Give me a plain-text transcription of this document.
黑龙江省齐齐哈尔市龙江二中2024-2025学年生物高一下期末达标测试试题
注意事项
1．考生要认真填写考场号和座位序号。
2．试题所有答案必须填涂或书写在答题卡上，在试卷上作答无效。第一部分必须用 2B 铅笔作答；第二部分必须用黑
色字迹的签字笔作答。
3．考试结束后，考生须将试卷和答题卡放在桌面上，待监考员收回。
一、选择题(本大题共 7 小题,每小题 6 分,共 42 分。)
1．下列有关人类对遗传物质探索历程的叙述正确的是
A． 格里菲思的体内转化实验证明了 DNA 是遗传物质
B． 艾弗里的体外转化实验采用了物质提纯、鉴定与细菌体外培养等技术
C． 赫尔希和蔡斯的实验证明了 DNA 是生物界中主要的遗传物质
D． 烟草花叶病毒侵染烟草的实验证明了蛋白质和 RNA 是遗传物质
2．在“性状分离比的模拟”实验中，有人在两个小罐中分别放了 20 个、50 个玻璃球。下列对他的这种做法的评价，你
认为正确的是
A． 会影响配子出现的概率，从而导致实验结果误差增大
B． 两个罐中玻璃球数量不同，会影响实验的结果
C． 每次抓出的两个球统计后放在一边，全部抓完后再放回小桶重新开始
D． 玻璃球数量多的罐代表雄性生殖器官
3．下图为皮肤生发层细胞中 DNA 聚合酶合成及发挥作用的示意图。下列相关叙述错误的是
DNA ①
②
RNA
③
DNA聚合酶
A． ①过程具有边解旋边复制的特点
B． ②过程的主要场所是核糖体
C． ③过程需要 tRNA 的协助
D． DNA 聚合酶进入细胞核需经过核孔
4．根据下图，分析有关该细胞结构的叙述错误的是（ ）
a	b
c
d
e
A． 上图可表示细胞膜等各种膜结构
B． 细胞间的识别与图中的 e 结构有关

======

Retype the listing. Match it exactly.

Give me a plain-text transcription of this document.
黑龙江省齐齐哈尔市龙江二中2024-2025学年生物高一下期末达标测试试题
注意事项
1．考生要认真填写考场号和座位序号。
2．试题所有答案必须填涂或书写在答题卡上，在试卷上作答无效。第一部分必须用 2B 铅笔作答；第二部分必须用黑
色字迹的签字笔作答。
3．考试结束后，考生须将试卷和答题卡放在桌面上，待监考员收回。
一、选择题(本大题共 7 小题,每小题 6 分,共 42 分。)
1．下列有关人类对遗传物质探索历程的叙述正确的是
A． 格里菲思的体内转化实验证明了 DNA 是遗传物质
B． 艾弗里的体外转化实验采用了物质提纯、鉴定与细菌体外培养等技术
C． 赫尔希和蔡斯的实验证明了 DNA 是生物界中主要的遗传物质
D． 烟草花叶病毒侵染烟草的实验证明了蛋白质和 RNA 是遗传物质
2．在“性状分离比的模拟”实验中，有人在两个小罐中分别放了 20 个、50 个玻璃球。下列对他的这种做法的评价，你
认为正确的是
A． 会影响配子出现的概率，从而导致实验结果误差增大
B． 两个罐中玻璃球数量不同，会影响实验的结果
C． 每次抓出的两个球统计后放在一边，全部抓完后再放回小桶重新开始
D． 玻璃球数量多的罐代表雄性生殖器官
3．下图为皮肤生发层细胞中 DNA 聚合酶合成及发挥作用的示意图。下列相关叙述错误的是
DNA ①
②
RNA
③
DNA聚合酶
A． ①过程具有边解旋边复制的特点
B． ②过程的主要场所是核糖体
C． ③过程需要 tRNA 的协助
D． DNA 聚合酶进入细胞核需经过核孔
4．根据下图，分析有关该细胞结构的叙述错误的是（ ）
a	b
c
d
e
A． 上图可表示细胞膜等各种膜结构
B． 细胞间的识别与图中的 e 结构有关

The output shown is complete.